_The request_
Retype every line of the records below without changing anything, but leave out the pictures.

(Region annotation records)
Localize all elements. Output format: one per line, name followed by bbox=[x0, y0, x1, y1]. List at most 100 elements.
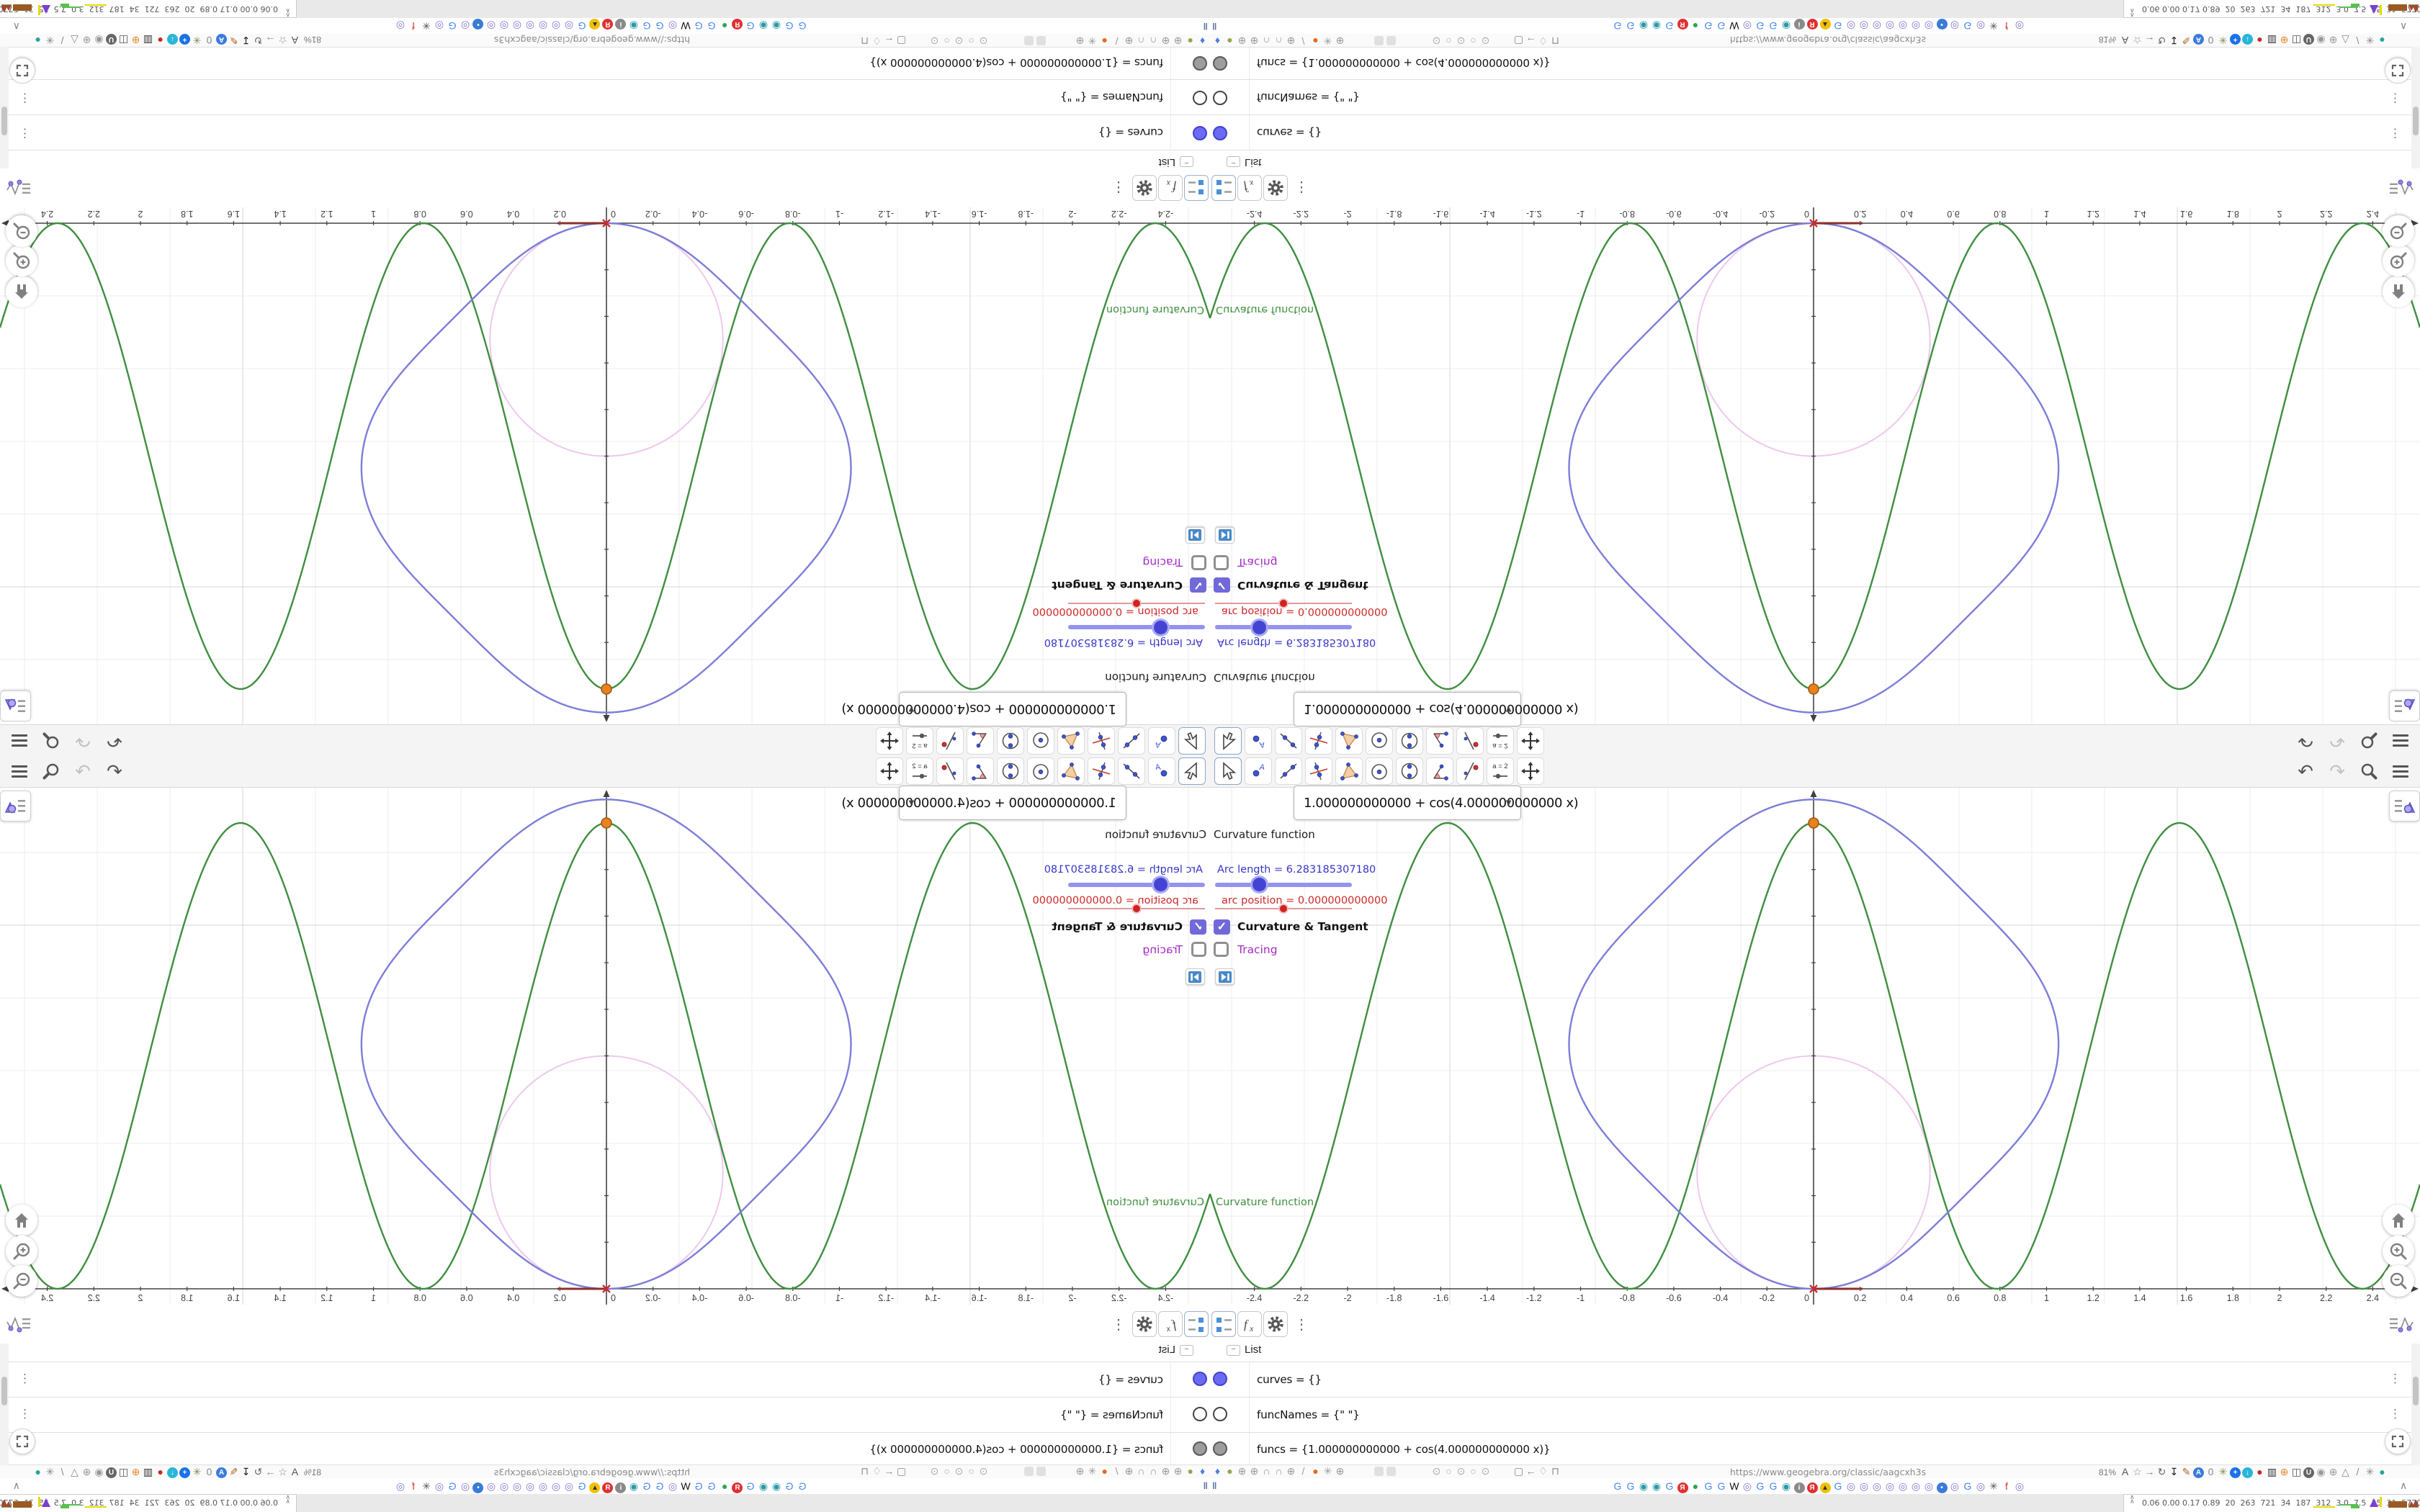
zoom-out-button[interactable] bbox=[6, 215, 37, 247]
extension-icon[interactable]: ⊕ bbox=[1172, 1465, 1184, 1477]
extension-icon[interactable]: ⊕ bbox=[1334, 35, 1346, 47]
favicon[interactable]: ◎ bbox=[459, 1479, 472, 1493]
favicon[interactable]: ◉ bbox=[770, 1479, 783, 1493]
page-action-icon[interactable]: 0 bbox=[203, 1466, 215, 1478]
zoom-in-button[interactable] bbox=[6, 1236, 37, 1267]
slider-tool[interactable]: a = 2 bbox=[906, 727, 933, 755]
extension-icon[interactable]: ∩ bbox=[1147, 35, 1160, 47]
extension-icon[interactable]: ⊕ bbox=[1123, 35, 1135, 47]
page-action-icon[interactable]: ⊕ bbox=[2278, 1466, 2290, 1478]
visibility-marble-funcNames[interactable] bbox=[1213, 1407, 1227, 1421]
angle-tool[interactable] bbox=[1426, 757, 1453, 785]
outline-icon[interactable]: ⊓ bbox=[859, 1465, 871, 1477]
page-action-icon[interactable]: ↧ bbox=[240, 1466, 252, 1478]
placeholder-icon[interactable] bbox=[1374, 36, 1384, 45]
favicon[interactable]: ◎ bbox=[1857, 19, 1870, 33]
page-action-icon[interactable]: ⊕ bbox=[2327, 35, 2339, 47]
view-settings-card[interactable] bbox=[2389, 791, 2420, 822]
row-menu-icon[interactable]: ⋮ bbox=[2389, 126, 2401, 140]
extension-icon[interactable]: ♦ bbox=[1196, 1465, 1209, 1477]
algebra-view-button[interactable] bbox=[1211, 1311, 1236, 1337]
favicon[interactable]: G bbox=[1702, 1479, 1715, 1493]
tracing-checkbox[interactable] bbox=[1214, 942, 1229, 957]
intersect-lines-tool[interactable] bbox=[1088, 757, 1115, 785]
favicon[interactable]: G bbox=[653, 19, 666, 33]
page-action-icon[interactable]: ◉ bbox=[2315, 35, 2327, 47]
extension-icon[interactable]: ∩ bbox=[1273, 1465, 1285, 1477]
ring-icon[interactable]: ⊙ bbox=[1455, 1465, 1467, 1477]
extension-icon[interactable]: ∩ bbox=[1260, 35, 1273, 47]
favicon[interactable]: ◎ bbox=[511, 1479, 524, 1493]
favicon[interactable]: ◎ bbox=[524, 1479, 537, 1493]
favicon[interactable]: ◎ bbox=[1974, 19, 1987, 33]
arc-position-slider-handle[interactable] bbox=[1133, 905, 1140, 912]
page-action-icon[interactable]: ● bbox=[2376, 35, 2388, 47]
page-action-icon[interactable]: A bbox=[289, 1466, 301, 1478]
scrollbar-thumb[interactable] bbox=[2413, 107, 2419, 135]
favicon[interactable]: G bbox=[1702, 19, 1715, 33]
extension-icon[interactable]: ⊕ bbox=[1172, 35, 1184, 47]
page-action-icon[interactable]: A bbox=[2192, 34, 2205, 47]
ring-icon[interactable]: ⊙ bbox=[1430, 35, 1443, 47]
zoom-out-button[interactable] bbox=[2383, 215, 2414, 247]
page-action-icon[interactable]: U bbox=[105, 1465, 117, 1478]
page-action-icon[interactable]: ● bbox=[2376, 1466, 2388, 1478]
favicon[interactable]: G bbox=[653, 1479, 666, 1493]
pan-tool[interactable] bbox=[1517, 757, 1544, 785]
undo-button[interactable]: ↶ bbox=[2292, 757, 2319, 785]
graphics-panel-icon[interactable] bbox=[4, 176, 32, 199]
point-tool[interactable]: A bbox=[1245, 757, 1272, 785]
tracing-checkbox[interactable] bbox=[1214, 555, 1229, 570]
intersect-lines-tool[interactable] bbox=[1088, 727, 1115, 755]
page-action-icon[interactable]: △ bbox=[2339, 1466, 2352, 1478]
page-action-icon[interactable]: + bbox=[179, 34, 191, 47]
extension-icon[interactable]: ∩ bbox=[1135, 35, 1147, 47]
favicon[interactable]: G bbox=[692, 19, 705, 33]
algebra-row-curves[interactable]: curves = {} bbox=[1098, 126, 1163, 139]
page-action-icon[interactable]: ● bbox=[154, 35, 166, 47]
page-action-icon[interactable]: ⊕ bbox=[81, 1466, 93, 1478]
favicon[interactable]: G bbox=[446, 1479, 459, 1493]
page-action-icon[interactable]: ◫ bbox=[117, 35, 130, 47]
favicon[interactable]: ◎ bbox=[524, 19, 537, 33]
page-action-icon[interactable]: ● bbox=[2254, 1466, 2266, 1478]
outline-icon[interactable]: ▢ bbox=[895, 1465, 908, 1477]
algebra-row-funcs[interactable]: funcs = {1.000000000000 + cos(4.00000000… bbox=[870, 56, 1163, 69]
row-menu-icon[interactable]: ⋮ bbox=[19, 91, 31, 105]
favicon[interactable]: G bbox=[1767, 1479, 1780, 1493]
arc-position-slider[interactable] bbox=[1215, 905, 1352, 912]
circle-tool[interactable] bbox=[1027, 757, 1054, 785]
play-pause-button[interactable] bbox=[1215, 527, 1234, 544]
favicon[interactable]: ◉ bbox=[770, 19, 783, 33]
circle-tool[interactable] bbox=[1366, 757, 1393, 785]
favicon[interactable]: i bbox=[1793, 1479, 1806, 1493]
extension-icon[interactable]: ∩ bbox=[1135, 1465, 1147, 1477]
page-action-icon[interactable]: ✎ bbox=[228, 1466, 240, 1478]
page-action-icon[interactable]: ✎ bbox=[2180, 35, 2192, 47]
favicon[interactable]: ✳ bbox=[1987, 19, 2000, 33]
outline-icon[interactable]: ▢ bbox=[1512, 35, 1525, 47]
favicon[interactable]: G bbox=[705, 1479, 718, 1493]
favicon[interactable]: ◉ bbox=[1650, 19, 1663, 33]
scrollbar-thumb[interactable] bbox=[1, 107, 7, 135]
extension-icon[interactable]: ♦ bbox=[1211, 1465, 1224, 1477]
ring-icon[interactable]: ⊙ bbox=[953, 1465, 965, 1477]
graphics-panel-icon[interactable] bbox=[2388, 176, 2416, 199]
point-tool[interactable]: A bbox=[1148, 757, 1175, 785]
favicon[interactable]: ▲ bbox=[1819, 19, 1832, 33]
favicon[interactable]: G bbox=[705, 19, 718, 33]
polygon-tool[interactable] bbox=[1057, 757, 1085, 785]
graph-canvas[interactable]: -2.4 -2.2 -2 -1.8 -1.6 -1.4 -1.2 -1 -0.8 -0.6 -0.4… bbox=[1210, 207, 2420, 726]
favicon[interactable]: ◎ bbox=[1974, 1479, 1987, 1493]
placeholder-icon[interactable] bbox=[1374, 1467, 1384, 1476]
visibility-marble-curves[interactable] bbox=[1213, 1372, 1227, 1386]
favicon[interactable]: ◎ bbox=[1870, 1479, 1883, 1493]
favicon[interactable]: f bbox=[407, 1479, 420, 1493]
play-pause-button[interactable] bbox=[1186, 968, 1205, 985]
page-action-icon[interactable]: ✳ bbox=[44, 1466, 56, 1478]
fullscreen-button[interactable] bbox=[2385, 1428, 2411, 1454]
page-action-icon[interactable]: ↻ bbox=[2156, 35, 2168, 47]
page-action-icon[interactable]: ✳ bbox=[2364, 35, 2376, 47]
page-action-icon[interactable]: ↓ bbox=[2241, 1465, 2254, 1478]
page-action-icon[interactable]: ☆ bbox=[277, 1466, 289, 1478]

_Finished task_
Localize all elements. Output format: one per line, name followed by bbox=[x0, y0, x1, y1]. List at most 100 elements.
zoom-out-button[interactable] bbox=[6, 215, 37, 247]
extension-icon[interactable]: ⊕ bbox=[1172, 1465, 1184, 1477]
extension-icon[interactable]: ⊕ bbox=[1334, 35, 1346, 47]
favicon[interactable]: ◎ bbox=[459, 1479, 472, 1493]
favicon[interactable]: ◉ bbox=[770, 1479, 783, 1493]
page-action-icon[interactable]: 0 bbox=[203, 1466, 215, 1478]
zoom-in-button[interactable] bbox=[6, 1236, 37, 1267]
slider-tool[interactable]: a = 2 bbox=[906, 727, 933, 755]
extension-icon[interactable]: ∩ bbox=[1147, 35, 1160, 47]
extension-icon[interactable]: ⊕ bbox=[1123, 35, 1135, 47]
page-action-icon[interactable]: ⊕ bbox=[2278, 1466, 2290, 1478]
visibility-marble-funcNames[interactable] bbox=[1213, 1407, 1227, 1421]
angle-tool[interactable] bbox=[1426, 757, 1453, 785]
outline-icon[interactable]: ⊓ bbox=[859, 1465, 871, 1477]
page-action-icon[interactable]: ↧ bbox=[240, 1466, 252, 1478]
placeholder-icon[interactable] bbox=[1374, 36, 1384, 45]
favicon[interactable]: ◎ bbox=[1857, 19, 1870, 33]
page-action-icon[interactable]: ⊕ bbox=[2327, 35, 2339, 47]
view-settings-card[interactable] bbox=[2389, 791, 2420, 822]
row-menu-icon[interactable]: ⋮ bbox=[2389, 126, 2401, 140]
extension-icon[interactable]: ♦ bbox=[1196, 1465, 1209, 1477]
algebra-view-button[interactable] bbox=[1211, 1311, 1236, 1337]
favicon[interactable]: G bbox=[1702, 1479, 1715, 1493]
tracing-checkbox[interactable] bbox=[1214, 942, 1229, 957]
intersect-lines-tool[interactable] bbox=[1088, 757, 1115, 785]
favicon[interactable]: G bbox=[653, 19, 666, 33]
page-action-icon[interactable]: ◉ bbox=[2315, 35, 2327, 47]
extension-icon[interactable]: ∩ bbox=[1273, 1465, 1285, 1477]
ring-icon[interactable]: ⊙ bbox=[1455, 1465, 1467, 1477]
extension-icon[interactable]: ∩ bbox=[1260, 35, 1273, 47]
favicon[interactable]: ◎ bbox=[511, 1479, 524, 1493]
favicon[interactable]: ◎ bbox=[524, 1479, 537, 1493]
favicon[interactable]: ◎ bbox=[1974, 19, 1987, 33]
arc-position-slider-handle[interactable] bbox=[1133, 905, 1140, 912]
page-action-icon[interactable]: ● bbox=[2376, 35, 2388, 47]
page-action-icon[interactable]: A bbox=[289, 1466, 301, 1478]
scrollbar-thumb[interactable] bbox=[2413, 107, 2419, 135]
favicon[interactable]: G bbox=[1702, 19, 1715, 33]
extension-icon[interactable]: ⊕ bbox=[1172, 35, 1184, 47]
page-action-icon[interactable]: A bbox=[2192, 34, 2205, 47]
ring-icon[interactable]: ⊙ bbox=[1430, 35, 1443, 47]
zoom-out-button[interactable] bbox=[2383, 215, 2414, 247]
page-action-icon[interactable]: U bbox=[105, 1465, 117, 1478]
page-action-icon[interactable]: ● bbox=[2376, 1466, 2388, 1478]
favicon[interactable]: G bbox=[653, 1479, 666, 1493]
pan-tool[interactable] bbox=[1517, 757, 1544, 785]
undo-button[interactable]: ↶ bbox=[2292, 757, 2319, 785]
graphics-panel-icon[interactable] bbox=[4, 176, 32, 199]
point-tool[interactable]: A bbox=[1245, 757, 1272, 785]
tracing-checkbox[interactable] bbox=[1214, 555, 1229, 570]
intersect-lines-tool[interactable] bbox=[1088, 727, 1115, 755]
page-action-icon[interactable]: △ bbox=[2339, 1466, 2352, 1478]
page-action-icon[interactable]: + bbox=[179, 34, 191, 47]
extension-icon[interactable]: ∩ bbox=[1135, 35, 1147, 47]
favicon[interactable]: G bbox=[692, 19, 705, 33]
algebra-row-curves[interactable]: curves = {} bbox=[1098, 126, 1163, 139]
page-action-icon[interactable]: ● bbox=[154, 35, 166, 47]
page-action-icon[interactable]: ⊕ bbox=[81, 1466, 93, 1478]
favicon[interactable]: G bbox=[446, 1479, 459, 1493]
page-action-icon[interactable]: ◫ bbox=[117, 35, 130, 47]
favicon[interactable]: ◎ bbox=[524, 19, 537, 33]
page-action-icon[interactable]: ● bbox=[2254, 1466, 2266, 1478]
outline-icon[interactable]: ▢ bbox=[895, 1465, 908, 1477]
algebra-row-funcs[interactable]: funcs = {1.000000000000 + cos(4.00000000… bbox=[870, 56, 1163, 69]
row-menu-icon[interactable]: ⋮ bbox=[19, 91, 31, 105]
favicon[interactable]: G bbox=[1767, 1479, 1780, 1493]
arc-position-slider[interactable] bbox=[1215, 905, 1352, 912]
circle-tool[interactable] bbox=[1027, 757, 1054, 785]
play-pause-button[interactable] bbox=[1215, 527, 1234, 544]
favicon[interactable]: ◉ bbox=[770, 19, 783, 33]
circle-tool[interactable] bbox=[1366, 757, 1393, 785]
favicon[interactable]: i bbox=[1793, 1479, 1806, 1493]
extension-icon[interactable]: ∩ bbox=[1135, 1465, 1147, 1477]
page-action-icon[interactable]: ✎ bbox=[228, 1466, 240, 1478]
page-action-icon[interactable]: ✎ bbox=[2180, 35, 2192, 47]
favicon[interactable]: ✳ bbox=[1987, 19, 2000, 33]
outline-icon[interactable]: ▢ bbox=[1512, 35, 1525, 47]
favicon[interactable]: G bbox=[705, 1479, 718, 1493]
favicon[interactable]: ◉ bbox=[1650, 19, 1663, 33]
scrollbar-thumb[interactable] bbox=[1, 107, 7, 135]
extension-icon[interactable]: ♦ bbox=[1211, 1465, 1224, 1477]
ring-icon[interactable]: ⊙ bbox=[953, 1465, 965, 1477]
graphics-panel-icon[interactable] bbox=[2388, 176, 2416, 199]
point-tool[interactable]: A bbox=[1148, 757, 1175, 785]
favicon[interactable]: ▲ bbox=[1819, 19, 1832, 33]
favicon[interactable]: G bbox=[705, 19, 718, 33]
polygon-tool[interactable] bbox=[1057, 757, 1085, 785]
graph-canvas[interactable]: -2.4 -2.2 -2 -1.8 -1.6 -1.4 -1.2 -1 -0.8 -0.6 -0.4… bbox=[1210, 207, 2420, 726]
favicon[interactable]: ◎ bbox=[1974, 1479, 1987, 1493]
placeholder-icon[interactable] bbox=[1374, 1467, 1384, 1476]
visibility-marble-curves[interactable] bbox=[1213, 1372, 1227, 1386]
favicon[interactable]: ◎ bbox=[1870, 1479, 1883, 1493]
favicon[interactable]: f bbox=[407, 1479, 420, 1493]
play-pause-button[interactable] bbox=[1186, 968, 1205, 985]
page-action-icon[interactable]: ✳ bbox=[44, 1466, 56, 1478]
fullscreen-button[interactable] bbox=[2385, 1428, 2411, 1454]
page-action-icon[interactable]: ↻ bbox=[2156, 35, 2168, 47]
page-action-icon[interactable]: ✳ bbox=[2364, 35, 2376, 47]
page-action-icon[interactable]: ↓ bbox=[2241, 1465, 2254, 1478]
page-action-icon[interactable]: ☆ bbox=[277, 1466, 289, 1478]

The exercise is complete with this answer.